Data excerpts
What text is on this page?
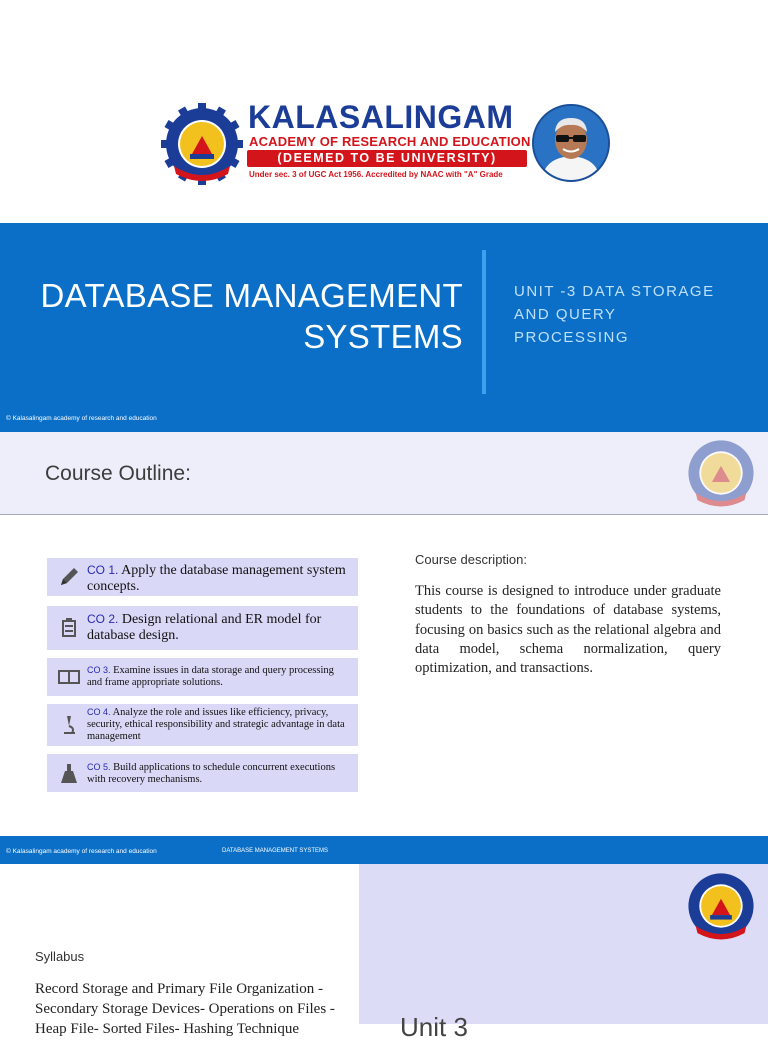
KALASALINGAM
ACADEMY OF RESEARCH AND EDUCATION
(DEEMED TO BE UNIVERSITY)
Under sec. 3 of UGC Act 1956. Accredited by NAAC with "A" Grade
DATABASE MANAGEMENT SYSTEMS
UNIT -3 DATA STORAGE AND QUERY PROCESSING
© Kalasalingam academy of research and education
Course Outline:
CO 1. Apply the database management system concepts.
CO 2. Design relational and ER model for database design.
CO 3. Examine issues in data storage and query processing and frame appropriate solutions.
CO 4. Analyze the role and issues like efficiency, privacy, security, ethical responsibility and strategic advantage in data management
CO 5. Build applications to schedule concurrent executions with recovery mechanisms.
Course description:
This course is designed to introduce under graduate students to the foundations of database systems, focusing on basics such as the relational algebra and data model, schema normalization, query optimization, and transactions.
© Kalasalingam academy of research and education	DATABASE MANAGEMENT SYSTEMS
Syllabus
Record Storage and Primary File Organization - Secondary Storage Devices- Operations on Files - Heap File- Sorted Files- Hashing Technique	Unit 3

## Directions for this task
Without including the pictures, return each record above exactly as it stands.

## Task answer
What text is on this page?
KALASALINGAM
ACADEMY OF RESEARCH AND EDUCATION
(DEEMED TO BE UNIVERSITY)
Under sec. 3 of UGC Act 1956. Accredited by NAAC with "A" Grade
DATABASE MANAGEMENT SYSTEMS
UNIT -3 DATA STORAGE AND QUERY PROCESSING
© Kalasalingam academy of research and education
Course Outline:
CO 1. Apply the database management system concepts.
CO 2. Design relational and ER model for database design.
CO 3. Examine issues in data storage and query processing and frame appropriate solutions.
CO 4. Analyze the role and issues like efficiency, privacy, security, ethical responsibility and strategic advantage in data management
CO 5. Build applications to schedule concurrent executions with recovery mechanisms.
Course description:
This course is designed to introduce under graduate students to the foundations of database systems, focusing on basics such as the relational algebra and data model, schema normalization, query optimization, and transactions.
© Kalasalingam academy of research and education	DATABASE MANAGEMENT SYSTEMS
Syllabus
Record Storage and Primary File Organization - Secondary Storage Devices- Operations on Files - Heap File- Sorted Files- Hashing Technique	Unit 3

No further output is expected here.